What is required » Repeat every record below exactly, leaving out the pictures.

Listing »

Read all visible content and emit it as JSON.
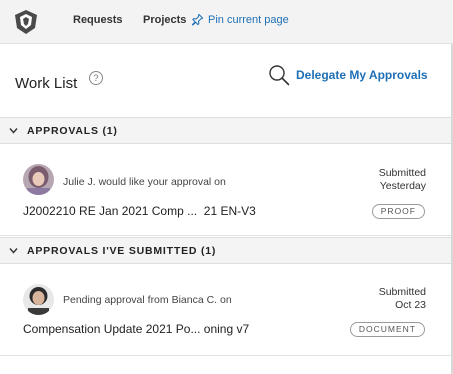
{
  "nav": {
    "requests": "Requests",
    "projects": "Projects",
    "pin": "Pin current page"
  },
  "header": {
    "title": "Work List",
    "help": "?",
    "delegate": "Delegate My Approvals"
  },
  "sections": [
    {
      "title": "APPROVALS (1)",
      "item": {
        "message": "Julie J. would like your approval on",
        "document": "J2002210 RE Jan 2021 Comp ...  21 EN-V3",
        "status_line1": "Submitted",
        "status_line2": "Yesterday",
        "badge": "PROOF"
      }
    },
    {
      "title": "APPROVALS I'VE SUBMITTED (1)",
      "item": {
        "message": "Pending approval from Bianca C. on",
        "document": "Compensation Update 2021 Po... oning v7",
        "status_line1": "Submitted",
        "status_line2": "Oct 23",
        "badge": "DOCUMENT"
      }
    }
  ],
  "colors": {
    "accent": "#1f6fb5",
    "section_bg": "#f4f4f4",
    "topbar_bg": "#f3f3f3"
  },
  "icons": {
    "logo": "lion-logo-icon",
    "pin": "pin-icon",
    "delegate": "magnifier-icon",
    "chevron": "chevron-down-icon",
    "help": "help-icon"
  }
}
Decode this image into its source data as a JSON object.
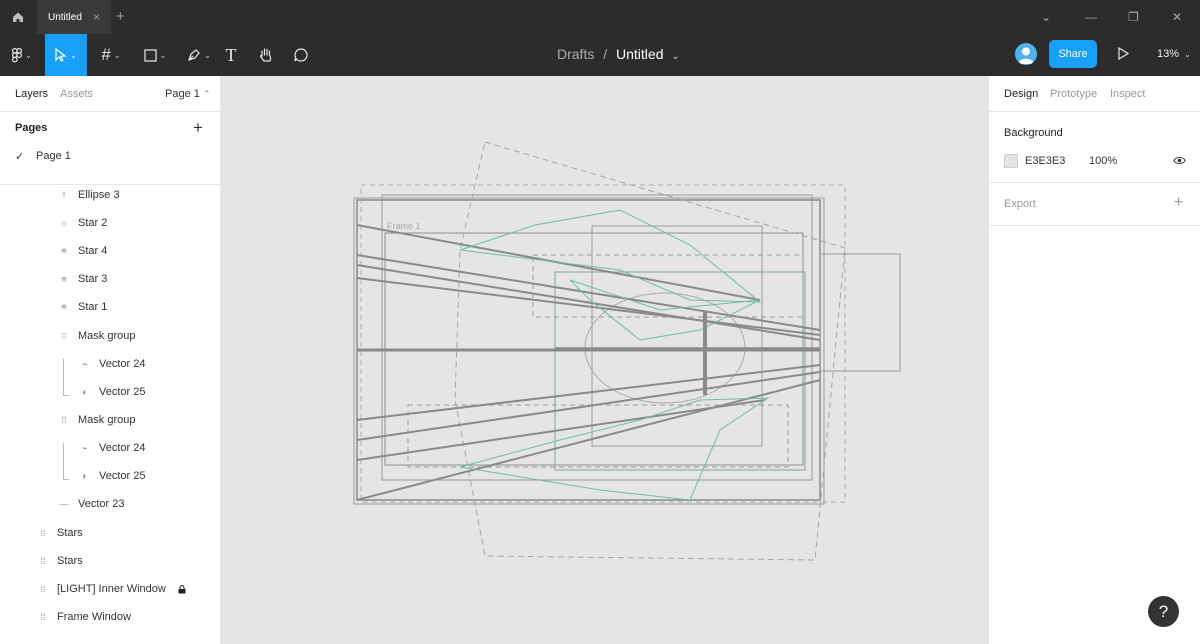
{
  "tabbar": {
    "tab_title": "Untitled",
    "tab_close": "×",
    "new_tab": "+",
    "win_min": "⌄",
    "win_minimize": "—",
    "win_restore": "❐",
    "win_close": "✕"
  },
  "toolbar": {
    "frame_tool": "#",
    "text_tool": "T",
    "caret": "⌄"
  },
  "breadcrumb": {
    "project": "Drafts",
    "separator": "/",
    "file": "Untitled",
    "chevron": "⌄"
  },
  "actions": {
    "share_label": "Share",
    "zoom_level": "13%",
    "zoom_caret": "⌄"
  },
  "left_panel": {
    "tabs": [
      "Layers",
      "Assets"
    ],
    "page_selector": "Page 1",
    "page_selector_caret": "⌃",
    "pages_heading": "Pages",
    "add_page": "+",
    "pages": [
      {
        "name": "Page 1",
        "check": "✓"
      }
    ],
    "layers": [
      {
        "name": "Ellipse 3",
        "icon": "!"
      },
      {
        "name": "Star 2",
        "icon": "☼"
      },
      {
        "name": "Star 4",
        "icon": "✳"
      },
      {
        "name": "Star 3",
        "icon": "✳"
      },
      {
        "name": "Star 1",
        "icon": "✳"
      },
      {
        "name": "Mask group",
        "icon": "⁞⁞"
      },
      {
        "name": "Vector 24",
        "icon": "⌁"
      },
      {
        "name": "Vector 25",
        "icon": "◐"
      },
      {
        "name": "Mask group",
        "icon": "⁞⁞"
      },
      {
        "name": "Vector 24",
        "icon": "⌁"
      },
      {
        "name": "Vector 25",
        "icon": "◐"
      },
      {
        "name": "Vector 23",
        "icon": "—"
      },
      {
        "name": "Stars",
        "icon": "⁞⁞"
      },
      {
        "name": "Stars",
        "icon": "⁞⁞"
      },
      {
        "name": "[LIGHT] Inner Window",
        "icon": "⁞⁞"
      },
      {
        "name": "Frame Window",
        "icon": "⁞⁞"
      }
    ]
  },
  "canvas": {
    "frame_label": "Frame 1"
  },
  "right_panel": {
    "tabs": [
      "Design",
      "Prototype",
      "Inspect"
    ],
    "background_heading": "Background",
    "bg_hex": "E3E3E3",
    "bg_opacity": "100%",
    "bg_color": "#e3e3e3",
    "export_heading": "Export",
    "add_export": "+"
  },
  "help": {
    "label": "?"
  },
  "colors": {
    "accent": "#18a0fb",
    "toolbar": "#2c2c2c"
  }
}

Written response »
Read all visible content and emit it as JSON.
{
  "nav": {
    "requests": "Requests",
    "projects": "Projects",
    "pin": "Pin current page"
  },
  "header": {
    "title": "Work List",
    "help": "?",
    "delegate": "Delegate My Approvals"
  },
  "sections": [
    {
      "title": "APPROVALS (1)",
      "item": {
        "message": "Julie J. would like your approval on",
        "document": "J2002210 RE Jan 2021 Comp ...  21 EN-V3",
        "status_line1": "Submitted",
        "status_line2": "Yesterday",
        "badge": "PROOF"
      }
    },
    {
      "title": "APPROVALS I'VE SUBMITTED (1)",
      "item": {
        "message": "Pending approval from Bianca C. on",
        "document": "Compensation Update 2021 Po... oning v7",
        "status_line1": "Submitted",
        "status_line2": "Oct 23",
        "badge": "DOCUMENT"
      }
    }
  ],
  "colors": {
    "accent": "#1f6fb5",
    "section_bg": "#f4f4f4",
    "topbar_bg": "#f3f3f3"
  },
  "icons": {
    "logo": "lion-logo-icon",
    "pin": "pin-icon",
    "delegate": "magnifier-icon",
    "chevron": "chevron-down-icon",
    "help": "help-icon"
  }
}
Decode this image into its source data as a JSON object.
{
  "tabbar": {
    "tab_title": "Untitled",
    "tab_close": "×",
    "new_tab": "+",
    "win_min": "⌄",
    "win_minimize": "—",
    "win_restore": "❐",
    "win_close": "✕"
  },
  "toolbar": {
    "frame_tool": "#",
    "text_tool": "T",
    "caret": "⌄"
  },
  "breadcrumb": {
    "project": "Drafts",
    "separator": "/",
    "file": "Untitled",
    "chevron": "⌄"
  },
  "actions": {
    "share_label": "Share",
    "zoom_level": "13%",
    "zoom_caret": "⌄"
  },
  "left_panel": {
    "tabs": [
      "Layers",
      "Assets"
    ],
    "page_selector": "Page 1",
    "page_selector_caret": "⌃",
    "pages_heading": "Pages",
    "add_page": "+",
    "pages": [
      {
        "name": "Page 1",
        "check": "✓"
      }
    ],
    "layers": [
      {
        "name": "Ellipse 3",
        "icon": "!"
      },
      {
        "name": "Star 2",
        "icon": "☼"
      },
      {
        "name": "Star 4",
        "icon": "✳"
      },
      {
        "name": "Star 3",
        "icon": "✳"
      },
      {
        "name": "Star 1",
        "icon": "✳"
      },
      {
        "name": "Mask group",
        "icon": "⁞⁞"
      },
      {
        "name": "Vector 24",
        "icon": "⌁"
      },
      {
        "name": "Vector 25",
        "icon": "◐"
      },
      {
        "name": "Mask group",
        "icon": "⁞⁞"
      },
      {
        "name": "Vector 24",
        "icon": "⌁"
      },
      {
        "name": "Vector 25",
        "icon": "◐"
      },
      {
        "name": "Vector 23",
        "icon": "—"
      },
      {
        "name": "Stars",
        "icon": "⁞⁞"
      },
      {
        "name": "Stars",
        "icon": "⁞⁞"
      },
      {
        "name": "[LIGHT] Inner Window",
        "icon": "⁞⁞"
      },
      {
        "name": "Frame Window",
        "icon": "⁞⁞"
      }
    ]
  },
  "canvas": {
    "frame_label": "Frame 1"
  },
  "right_panel": {
    "tabs": [
      "Design",
      "Prototype",
      "Inspect"
    ],
    "background_heading": "Background",
    "bg_hex": "E3E3E3",
    "bg_opacity": "100%",
    "bg_color": "#e3e3e3",
    "export_heading": "Export",
    "add_export": "+"
  },
  "help": {
    "label": "?"
  },
  "colors": {
    "accent": "#18a0fb",
    "toolbar": "#2c2c2c"
  }
}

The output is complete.